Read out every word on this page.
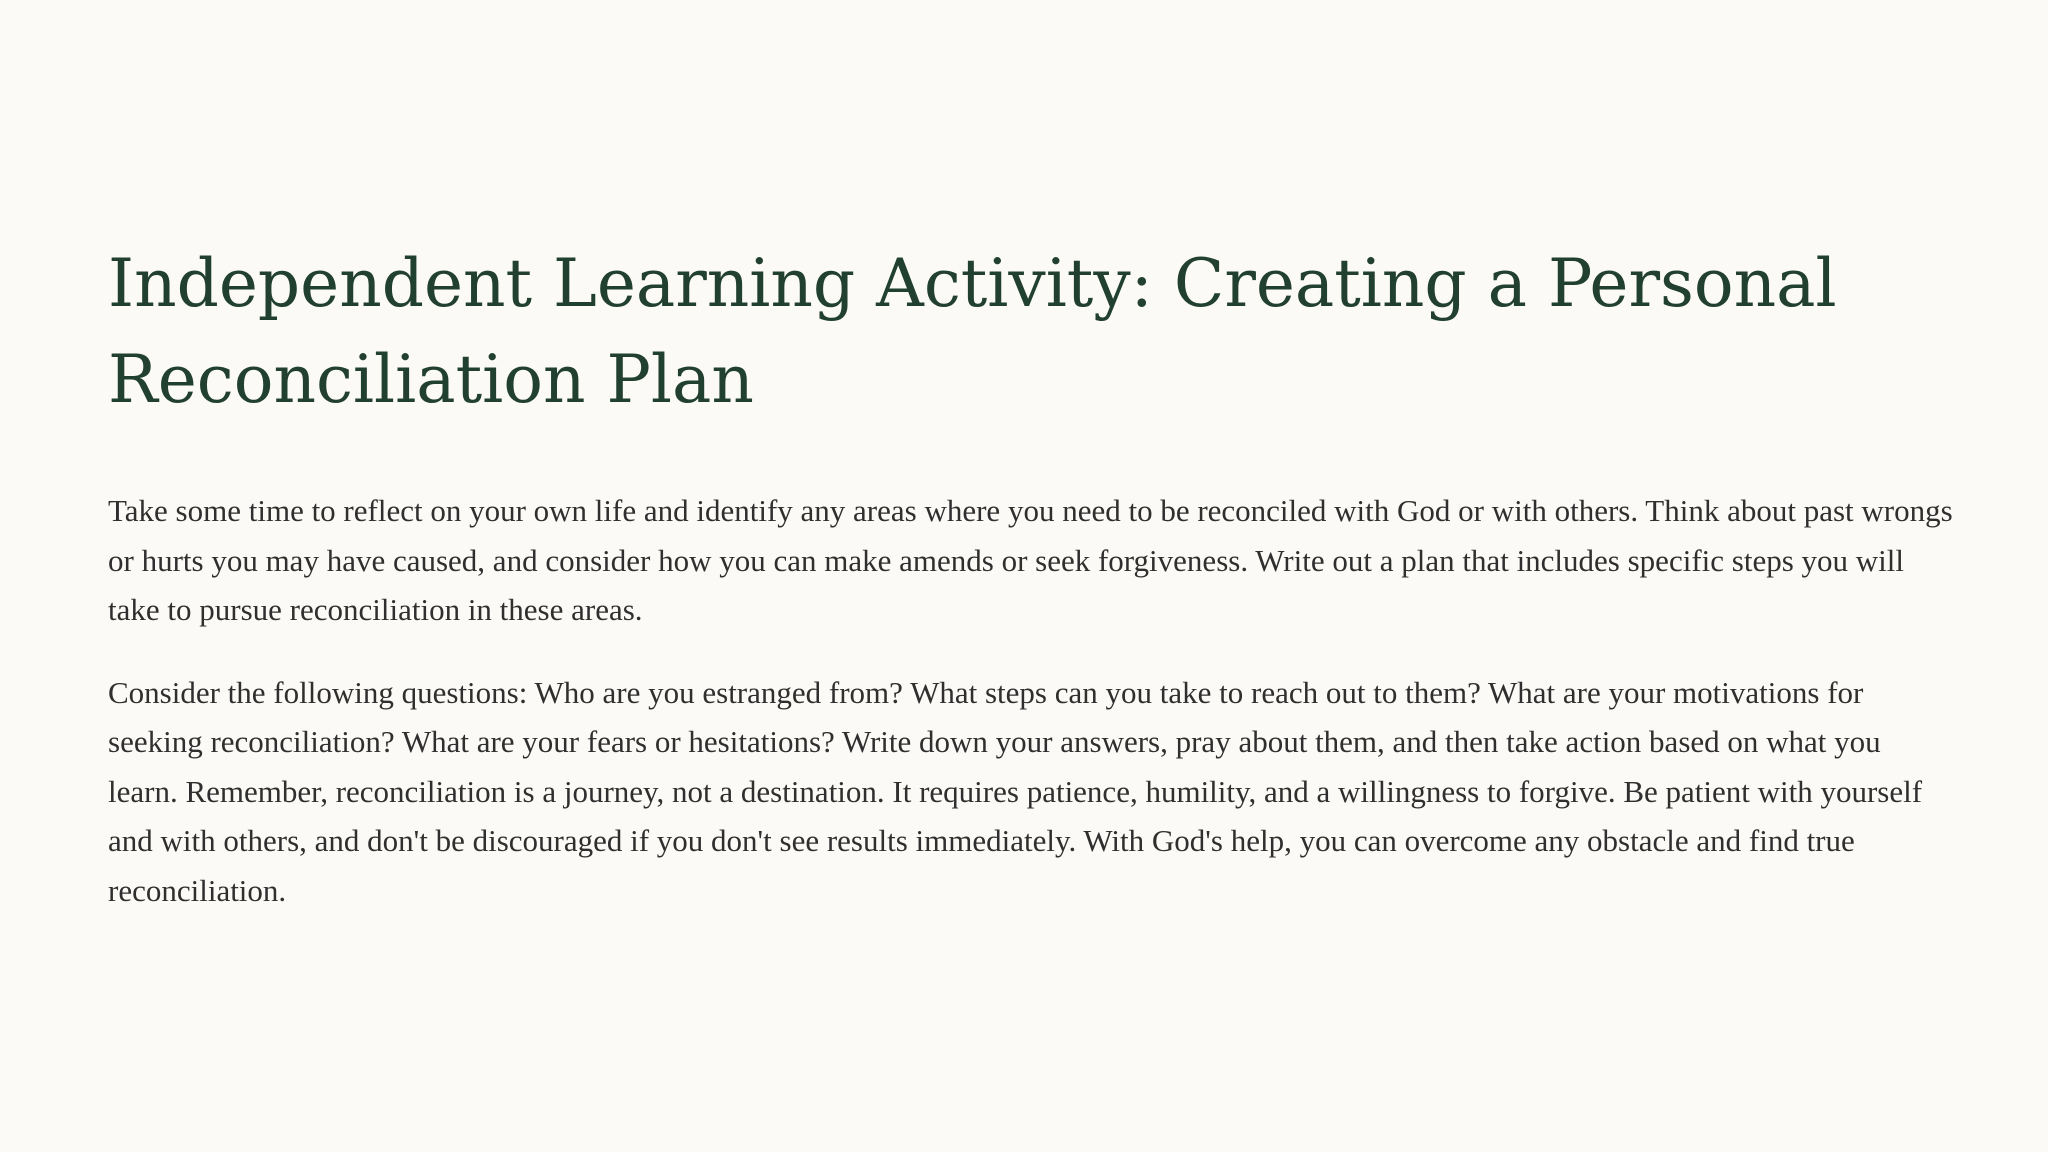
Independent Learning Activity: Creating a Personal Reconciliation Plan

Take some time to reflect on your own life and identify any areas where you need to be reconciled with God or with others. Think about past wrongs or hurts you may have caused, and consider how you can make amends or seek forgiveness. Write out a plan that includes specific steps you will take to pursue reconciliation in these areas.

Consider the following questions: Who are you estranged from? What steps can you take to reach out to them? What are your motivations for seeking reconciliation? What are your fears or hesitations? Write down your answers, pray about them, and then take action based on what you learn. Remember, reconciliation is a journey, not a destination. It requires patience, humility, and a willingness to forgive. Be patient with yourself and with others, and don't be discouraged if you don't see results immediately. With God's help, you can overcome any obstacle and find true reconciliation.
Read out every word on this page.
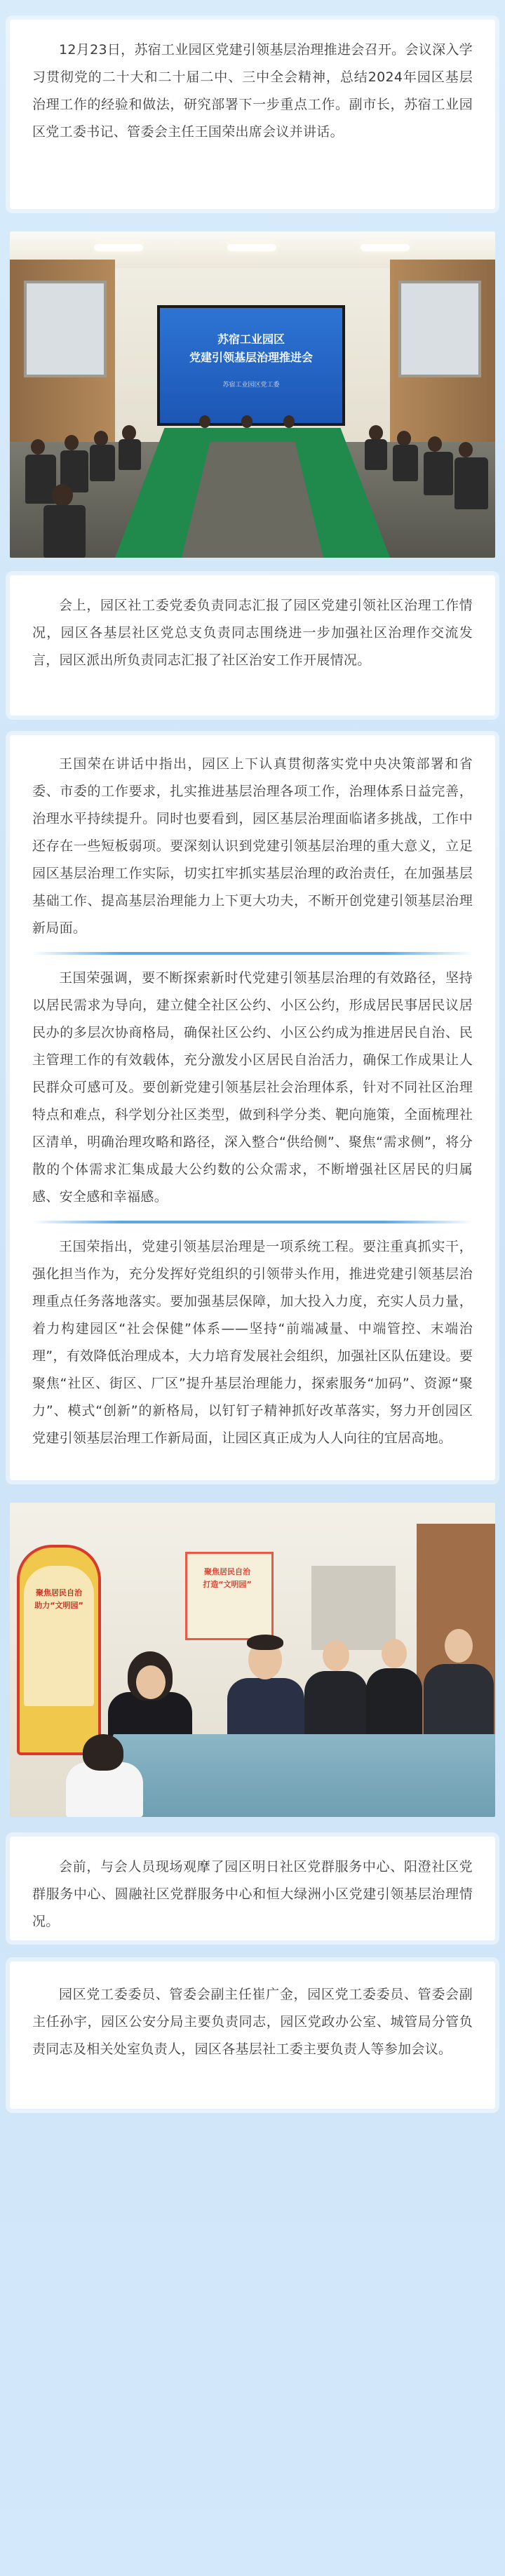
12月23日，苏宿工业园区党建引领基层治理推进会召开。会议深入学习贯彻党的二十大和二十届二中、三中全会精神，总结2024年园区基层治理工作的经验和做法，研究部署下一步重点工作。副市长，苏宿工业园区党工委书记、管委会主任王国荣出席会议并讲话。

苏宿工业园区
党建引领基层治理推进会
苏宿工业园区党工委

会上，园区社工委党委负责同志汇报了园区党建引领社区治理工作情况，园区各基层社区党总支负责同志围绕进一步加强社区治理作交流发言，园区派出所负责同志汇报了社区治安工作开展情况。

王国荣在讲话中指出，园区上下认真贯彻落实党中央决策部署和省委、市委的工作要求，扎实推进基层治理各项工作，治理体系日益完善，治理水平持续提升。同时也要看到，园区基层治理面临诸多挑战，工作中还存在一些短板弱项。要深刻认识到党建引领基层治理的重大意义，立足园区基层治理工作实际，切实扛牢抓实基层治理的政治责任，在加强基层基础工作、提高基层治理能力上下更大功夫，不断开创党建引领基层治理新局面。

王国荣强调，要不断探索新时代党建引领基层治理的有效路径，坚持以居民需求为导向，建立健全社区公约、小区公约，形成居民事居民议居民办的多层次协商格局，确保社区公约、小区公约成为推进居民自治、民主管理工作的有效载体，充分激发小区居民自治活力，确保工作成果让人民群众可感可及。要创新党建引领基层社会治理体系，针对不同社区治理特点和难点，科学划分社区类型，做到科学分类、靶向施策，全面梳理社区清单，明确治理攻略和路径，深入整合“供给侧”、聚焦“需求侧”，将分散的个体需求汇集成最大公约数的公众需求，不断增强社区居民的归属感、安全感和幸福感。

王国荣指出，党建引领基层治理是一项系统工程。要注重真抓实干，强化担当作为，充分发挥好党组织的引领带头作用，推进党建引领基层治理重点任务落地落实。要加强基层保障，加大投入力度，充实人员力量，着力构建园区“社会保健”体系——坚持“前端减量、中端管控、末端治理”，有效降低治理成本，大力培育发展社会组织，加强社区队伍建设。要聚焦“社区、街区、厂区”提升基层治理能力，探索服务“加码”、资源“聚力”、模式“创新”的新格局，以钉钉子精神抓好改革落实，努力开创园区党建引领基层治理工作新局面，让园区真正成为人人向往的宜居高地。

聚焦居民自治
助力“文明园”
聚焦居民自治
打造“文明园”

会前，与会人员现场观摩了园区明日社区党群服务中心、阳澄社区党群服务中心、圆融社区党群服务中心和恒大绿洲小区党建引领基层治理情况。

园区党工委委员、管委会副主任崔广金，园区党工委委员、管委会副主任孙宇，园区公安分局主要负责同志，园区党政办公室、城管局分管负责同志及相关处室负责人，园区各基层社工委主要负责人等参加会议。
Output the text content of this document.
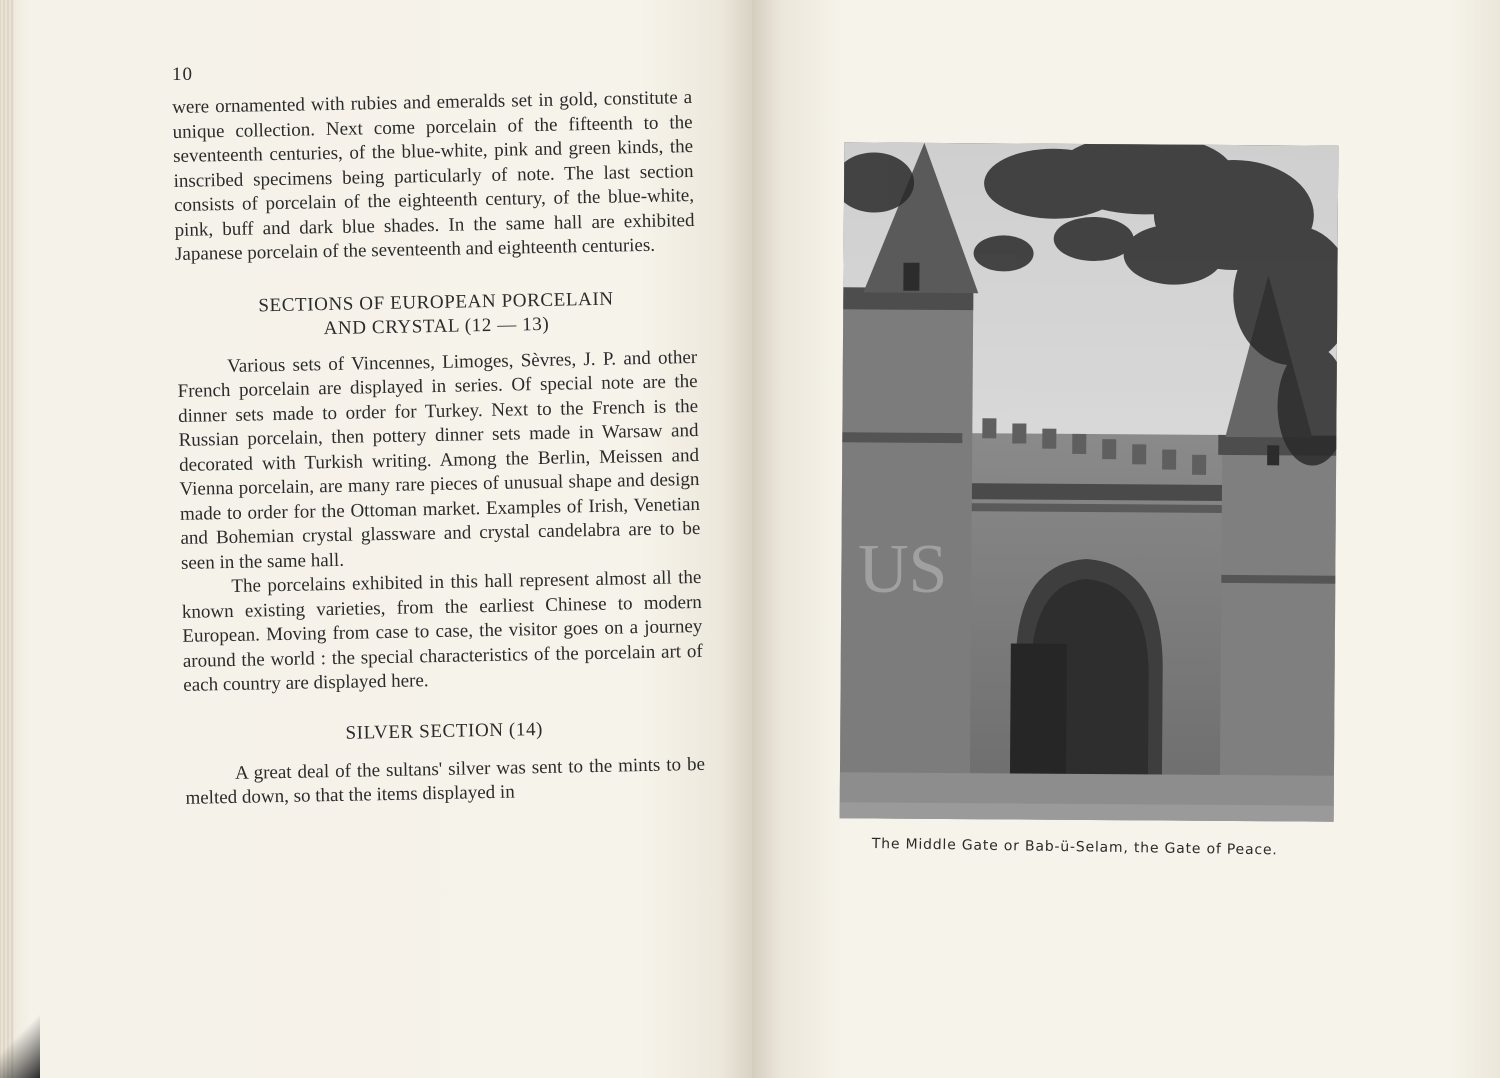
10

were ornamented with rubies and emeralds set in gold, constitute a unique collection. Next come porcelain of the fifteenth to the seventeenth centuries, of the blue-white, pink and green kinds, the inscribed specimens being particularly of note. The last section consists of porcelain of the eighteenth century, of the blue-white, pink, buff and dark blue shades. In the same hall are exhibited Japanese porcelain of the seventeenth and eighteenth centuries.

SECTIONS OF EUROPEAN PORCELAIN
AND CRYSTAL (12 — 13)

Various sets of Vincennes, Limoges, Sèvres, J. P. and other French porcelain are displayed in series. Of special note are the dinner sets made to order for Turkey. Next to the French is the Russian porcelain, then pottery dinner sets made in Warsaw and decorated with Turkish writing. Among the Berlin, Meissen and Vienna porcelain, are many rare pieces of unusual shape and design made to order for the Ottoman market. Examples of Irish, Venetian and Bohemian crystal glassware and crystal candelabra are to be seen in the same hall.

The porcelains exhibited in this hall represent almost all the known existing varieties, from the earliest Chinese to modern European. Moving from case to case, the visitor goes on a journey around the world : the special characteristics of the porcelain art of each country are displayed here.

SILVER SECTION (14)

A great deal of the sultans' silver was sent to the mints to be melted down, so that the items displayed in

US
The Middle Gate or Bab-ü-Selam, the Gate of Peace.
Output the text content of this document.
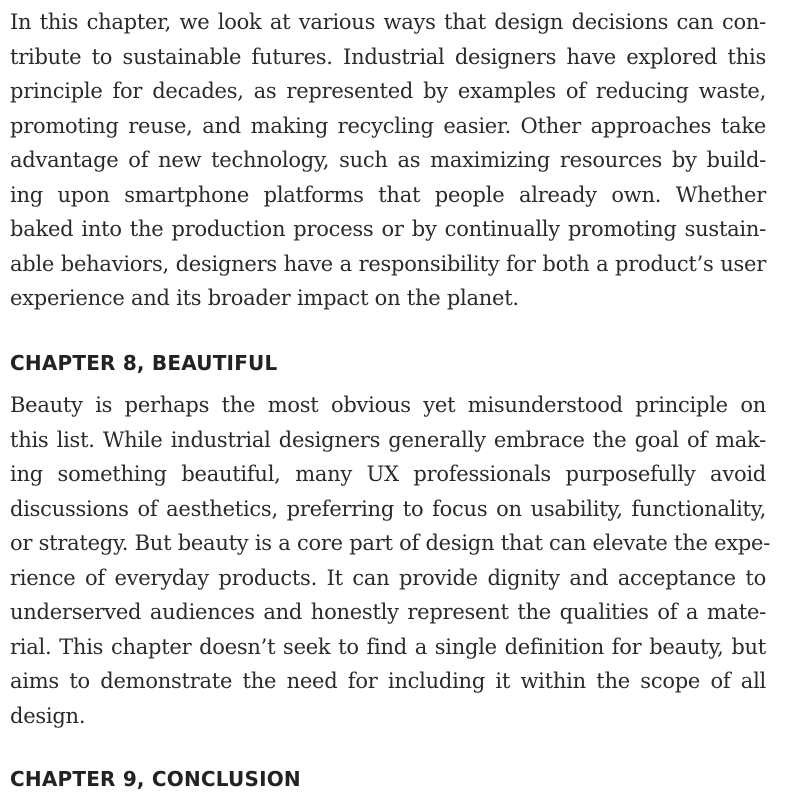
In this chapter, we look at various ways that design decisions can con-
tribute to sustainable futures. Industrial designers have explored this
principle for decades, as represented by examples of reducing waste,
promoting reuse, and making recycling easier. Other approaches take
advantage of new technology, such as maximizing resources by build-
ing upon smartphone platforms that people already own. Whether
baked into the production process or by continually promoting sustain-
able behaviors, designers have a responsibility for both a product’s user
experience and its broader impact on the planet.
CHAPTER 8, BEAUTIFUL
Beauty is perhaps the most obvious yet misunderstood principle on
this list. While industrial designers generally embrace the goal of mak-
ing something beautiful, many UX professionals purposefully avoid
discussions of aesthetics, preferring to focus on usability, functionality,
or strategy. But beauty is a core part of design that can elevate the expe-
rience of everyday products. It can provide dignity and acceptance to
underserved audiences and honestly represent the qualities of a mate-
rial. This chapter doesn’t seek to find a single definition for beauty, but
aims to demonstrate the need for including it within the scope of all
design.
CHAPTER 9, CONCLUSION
....
» **SET EXERCISE**: Filter the records, keeping only lines that contain "find", and show those lines.

» **ANSWER TO THE EXERCISE**:
Consider the following questions: Who are you estranged from? What steps can you take to reach out to them? What are your motivations for seeking reconciliation? What are your fears or hesitations? Write down your answers, pray about them, and then take action based on what you learn. Remember, reconciliation is a journey, not a destination. It requires patience, humility, and a willingness to forgive. Be patient with yourself and with others, and don't be discouraged if you don't see results immediately. With God's help, you can overcome any obstacle and find true reconciliation.
rial. This chapter doesn’t seek to find a single definition for beauty, but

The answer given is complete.